### Work to do
Repeat the listing in full. Nothing may be added or left out.

### Material provided
########################################

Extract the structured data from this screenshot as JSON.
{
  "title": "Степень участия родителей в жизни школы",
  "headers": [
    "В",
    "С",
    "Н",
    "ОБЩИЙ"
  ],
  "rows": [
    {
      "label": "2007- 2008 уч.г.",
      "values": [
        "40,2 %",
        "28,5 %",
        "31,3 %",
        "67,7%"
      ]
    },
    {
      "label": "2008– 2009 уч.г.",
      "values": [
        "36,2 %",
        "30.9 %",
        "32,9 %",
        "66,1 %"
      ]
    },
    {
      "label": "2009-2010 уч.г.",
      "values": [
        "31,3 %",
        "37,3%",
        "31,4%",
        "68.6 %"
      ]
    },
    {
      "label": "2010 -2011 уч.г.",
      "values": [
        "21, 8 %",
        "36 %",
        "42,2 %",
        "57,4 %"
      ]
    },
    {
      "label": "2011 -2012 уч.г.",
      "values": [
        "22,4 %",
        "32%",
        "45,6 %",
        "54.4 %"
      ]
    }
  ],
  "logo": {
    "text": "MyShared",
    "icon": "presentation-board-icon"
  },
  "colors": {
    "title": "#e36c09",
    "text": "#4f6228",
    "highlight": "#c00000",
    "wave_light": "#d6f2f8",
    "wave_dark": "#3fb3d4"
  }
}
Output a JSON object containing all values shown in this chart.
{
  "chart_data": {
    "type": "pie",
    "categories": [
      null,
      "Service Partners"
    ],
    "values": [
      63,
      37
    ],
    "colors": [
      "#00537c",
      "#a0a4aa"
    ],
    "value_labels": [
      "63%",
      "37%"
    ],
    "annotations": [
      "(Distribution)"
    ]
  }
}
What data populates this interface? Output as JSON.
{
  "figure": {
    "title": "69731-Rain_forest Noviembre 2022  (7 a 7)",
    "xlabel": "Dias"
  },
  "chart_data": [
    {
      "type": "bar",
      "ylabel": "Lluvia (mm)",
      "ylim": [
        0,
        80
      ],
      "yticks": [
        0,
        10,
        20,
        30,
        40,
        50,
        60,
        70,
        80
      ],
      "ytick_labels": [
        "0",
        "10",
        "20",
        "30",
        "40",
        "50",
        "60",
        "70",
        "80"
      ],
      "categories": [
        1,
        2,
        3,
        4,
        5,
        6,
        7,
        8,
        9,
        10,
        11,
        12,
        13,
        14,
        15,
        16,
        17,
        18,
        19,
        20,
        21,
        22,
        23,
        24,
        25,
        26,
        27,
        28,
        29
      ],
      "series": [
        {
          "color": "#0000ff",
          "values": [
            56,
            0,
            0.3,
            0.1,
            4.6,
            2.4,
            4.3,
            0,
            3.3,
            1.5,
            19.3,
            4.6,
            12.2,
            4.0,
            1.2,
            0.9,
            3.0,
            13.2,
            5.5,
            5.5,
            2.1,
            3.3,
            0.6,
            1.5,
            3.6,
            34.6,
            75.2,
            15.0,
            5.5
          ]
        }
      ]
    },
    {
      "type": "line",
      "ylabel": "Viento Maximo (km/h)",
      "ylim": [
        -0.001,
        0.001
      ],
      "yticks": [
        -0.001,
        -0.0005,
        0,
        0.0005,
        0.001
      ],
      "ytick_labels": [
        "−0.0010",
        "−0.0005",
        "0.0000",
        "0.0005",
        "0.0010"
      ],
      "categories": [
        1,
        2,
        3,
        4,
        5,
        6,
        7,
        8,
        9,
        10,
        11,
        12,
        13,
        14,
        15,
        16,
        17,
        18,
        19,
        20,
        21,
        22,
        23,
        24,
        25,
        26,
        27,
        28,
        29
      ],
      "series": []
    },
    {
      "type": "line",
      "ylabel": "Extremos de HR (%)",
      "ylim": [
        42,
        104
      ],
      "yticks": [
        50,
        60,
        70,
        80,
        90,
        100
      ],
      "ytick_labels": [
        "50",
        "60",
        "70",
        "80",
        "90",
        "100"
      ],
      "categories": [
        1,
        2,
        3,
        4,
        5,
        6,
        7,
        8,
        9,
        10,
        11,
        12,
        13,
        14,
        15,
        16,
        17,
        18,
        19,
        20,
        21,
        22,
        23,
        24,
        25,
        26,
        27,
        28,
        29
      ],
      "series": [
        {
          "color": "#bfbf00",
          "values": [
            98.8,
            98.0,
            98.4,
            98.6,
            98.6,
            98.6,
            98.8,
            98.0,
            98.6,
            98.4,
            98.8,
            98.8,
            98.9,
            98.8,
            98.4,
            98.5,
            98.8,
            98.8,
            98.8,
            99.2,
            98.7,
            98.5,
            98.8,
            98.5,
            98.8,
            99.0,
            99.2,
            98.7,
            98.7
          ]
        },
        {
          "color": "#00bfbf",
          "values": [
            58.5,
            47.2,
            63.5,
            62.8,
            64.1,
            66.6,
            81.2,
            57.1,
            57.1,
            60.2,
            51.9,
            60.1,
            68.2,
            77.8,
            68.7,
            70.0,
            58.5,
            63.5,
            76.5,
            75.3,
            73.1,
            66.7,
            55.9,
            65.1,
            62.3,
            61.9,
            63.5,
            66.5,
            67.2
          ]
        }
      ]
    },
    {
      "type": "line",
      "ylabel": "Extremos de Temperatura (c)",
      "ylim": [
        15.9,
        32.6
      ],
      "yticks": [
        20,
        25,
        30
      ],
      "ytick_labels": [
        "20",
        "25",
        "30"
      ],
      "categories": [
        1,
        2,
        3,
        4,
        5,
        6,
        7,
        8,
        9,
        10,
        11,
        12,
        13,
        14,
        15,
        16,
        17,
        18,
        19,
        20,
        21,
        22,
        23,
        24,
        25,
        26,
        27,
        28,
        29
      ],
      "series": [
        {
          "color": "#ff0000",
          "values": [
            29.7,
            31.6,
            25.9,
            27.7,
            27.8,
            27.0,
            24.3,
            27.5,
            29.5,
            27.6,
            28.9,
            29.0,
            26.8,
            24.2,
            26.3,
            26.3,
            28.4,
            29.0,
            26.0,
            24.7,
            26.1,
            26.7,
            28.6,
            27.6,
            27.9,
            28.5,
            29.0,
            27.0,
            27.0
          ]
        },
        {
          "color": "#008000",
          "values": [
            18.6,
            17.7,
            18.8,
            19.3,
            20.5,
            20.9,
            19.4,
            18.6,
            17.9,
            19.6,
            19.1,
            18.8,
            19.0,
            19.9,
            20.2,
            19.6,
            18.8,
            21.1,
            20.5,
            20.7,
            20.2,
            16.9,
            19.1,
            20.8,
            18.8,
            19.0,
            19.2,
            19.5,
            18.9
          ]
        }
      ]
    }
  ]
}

########################################

### Correct answer
Extract the structured data from this screenshot as JSON.
{
  "title": "Степень участия родителей в жизни школы",
  "headers": [
    "В",
    "С",
    "Н",
    "ОБЩИЙ"
  ],
  "rows": [
    {
      "label": "2007- 2008 уч.г.",
      "values": [
        "40,2 %",
        "28,5 %",
        "31,3 %",
        "67,7%"
      ]
    },
    {
      "label": "2008– 2009 уч.г.",
      "values": [
        "36,2 %",
        "30.9 %",
        "32,9 %",
        "66,1 %"
      ]
    },
    {
      "label": "2009-2010 уч.г.",
      "values": [
        "31,3 %",
        "37,3%",
        "31,4%",
        "68.6 %"
      ]
    },
    {
      "label": "2010 -2011 уч.г.",
      "values": [
        "21, 8 %",
        "36 %",
        "42,2 %",
        "57,4 %"
      ]
    },
    {
      "label": "2011 -2012 уч.г.",
      "values": [
        "22,4 %",
        "32%",
        "45,6 %",
        "54.4 %"
      ]
    }
  ],
  "logo": {
    "text": "MyShared",
    "icon": "presentation-board-icon"
  },
  "colors": {
    "title": "#e36c09",
    "text": "#4f6228",
    "highlight": "#c00000",
    "wave_light": "#d6f2f8",
    "wave_dark": "#3fb3d4"
  }
}
Output a JSON object containing all values shown in this chart.
{
  "chart_data": {
    "type": "pie",
    "categories": [
      null,
      "Service Partners"
    ],
    "values": [
      63,
      37
    ],
    "colors": [
      "#00537c",
      "#a0a4aa"
    ],
    "value_labels": [
      "63%",
      "37%"
    ],
    "annotations": [
      "(Distribution)"
    ]
  }
}
What data populates this interface? Output as JSON.
{
  "figure": {
    "title": "69731-Rain_forest Noviembre 2022  (7 a 7)",
    "xlabel": "Dias"
  },
  "chart_data": [
    {
      "type": "bar",
      "ylabel": "Lluvia (mm)",
      "ylim": [
        0,
        80
      ],
      "yticks": [
        0,
        10,
        20,
        30,
        40,
        50,
        60,
        70,
        80
      ],
      "ytick_labels": [
        "0",
        "10",
        "20",
        "30",
        "40",
        "50",
        "60",
        "70",
        "80"
      ],
      "categories": [
        1,
        2,
        3,
        4,
        5,
        6,
        7,
        8,
        9,
        10,
        11,
        12,
        13,
        14,
        15,
        16,
        17,
        18,
        19,
        20,
        21,
        22,
        23,
        24,
        25,
        26,
        27,
        28,
        29
      ],
      "series": [
        {
          "color": "#0000ff",
          "values": [
            56,
            0,
            0.3,
            0.1,
            4.6,
            2.4,
            4.3,
            0,
            3.3,
            1.5,
            19.3,
            4.6,
            12.2,
            4.0,
            1.2,
            0.9,
            3.0,
            13.2,
            5.5,
            5.5,
            2.1,
            3.3,
            0.6,
            1.5,
            3.6,
            34.6,
            75.2,
            15.0,
            5.5
          ]
        }
      ]
    },
    {
      "type": "line",
      "ylabel": "Viento Maximo (km/h)",
      "ylim": [
        -0.001,
        0.001
      ],
      "yticks": [
        -0.001,
        -0.0005,
        0,
        0.0005,
        0.001
      ],
      "ytick_labels": [
        "−0.0010",
        "−0.0005",
        "0.0000",
        "0.0005",
        "0.0010"
      ],
      "categories": [
        1,
        2,
        3,
        4,
        5,
        6,
        7,
        8,
        9,
        10,
        11,
        12,
        13,
        14,
        15,
        16,
        17,
        18,
        19,
        20,
        21,
        22,
        23,
        24,
        25,
        26,
        27,
        28,
        29
      ],
      "series": []
    },
    {
      "type": "line",
      "ylabel": "Extremos de HR (%)",
      "ylim": [
        42,
        104
      ],
      "yticks": [
        50,
        60,
        70,
        80,
        90,
        100
      ],
      "ytick_labels": [
        "50",
        "60",
        "70",
        "80",
        "90",
        "100"
      ],
      "categories": [
        1,
        2,
        3,
        4,
        5,
        6,
        7,
        8,
        9,
        10,
        11,
        12,
        13,
        14,
        15,
        16,
        17,
        18,
        19,
        20,
        21,
        22,
        23,
        24,
        25,
        26,
        27,
        28,
        29
      ],
      "series": [
        {
          "color": "#bfbf00",
          "values": [
            98.8,
            98.0,
            98.4,
            98.6,
            98.6,
            98.6,
            98.8,
            98.0,
            98.6,
            98.4,
            98.8,
            98.8,
            98.9,
            98.8,
            98.4,
            98.5,
            98.8,
            98.8,
            98.8,
            99.2,
            98.7,
            98.5,
            98.8,
            98.5,
            98.8,
            99.0,
            99.2,
            98.7,
            98.7
          ]
        },
        {
          "color": "#00bfbf",
          "values": [
            58.5,
            47.2,
            63.5,
            62.8,
            64.1,
            66.6,
            81.2,
            57.1,
            57.1,
            60.2,
            51.9,
            60.1,
            68.2,
            77.8,
            68.7,
            70.0,
            58.5,
            63.5,
            76.5,
            75.3,
            73.1,
            66.7,
            55.9,
            65.1,
            62.3,
            61.9,
            63.5,
            66.5,
            67.2
          ]
        }
      ]
    },
    {
      "type": "line",
      "ylabel": "Extremos de Temperatura (c)",
      "ylim": [
        15.9,
        32.6
      ],
      "yticks": [
        20,
        25,
        30
      ],
      "ytick_labels": [
        "20",
        "25",
        "30"
      ],
      "categories": [
        1,
        2,
        3,
        4,
        5,
        6,
        7,
        8,
        9,
        10,
        11,
        12,
        13,
        14,
        15,
        16,
        17,
        18,
        19,
        20,
        21,
        22,
        23,
        24,
        25,
        26,
        27,
        28,
        29
      ],
      "series": [
        {
          "color": "#ff0000",
          "values": [
            29.7,
            31.6,
            25.9,
            27.7,
            27.8,
            27.0,
            24.3,
            27.5,
            29.5,
            27.6,
            28.9,
            29.0,
            26.8,
            24.2,
            26.3,
            26.3,
            28.4,
            29.0,
            26.0,
            24.7,
            26.1,
            26.7,
            28.6,
            27.6,
            27.9,
            28.5,
            29.0,
            27.0,
            27.0
          ]
        },
        {
          "color": "#008000",
          "values": [
            18.6,
            17.7,
            18.8,
            19.3,
            20.5,
            20.9,
            19.4,
            18.6,
            17.9,
            19.6,
            19.1,
            18.8,
            19.0,
            19.9,
            20.2,
            19.6,
            18.8,
            21.1,
            20.5,
            20.7,
            20.2,
            16.9,
            19.1,
            20.8,
            18.8,
            19.0,
            19.2,
            19.5,
            18.9
          ]
        }
      ]
    }
  ]
}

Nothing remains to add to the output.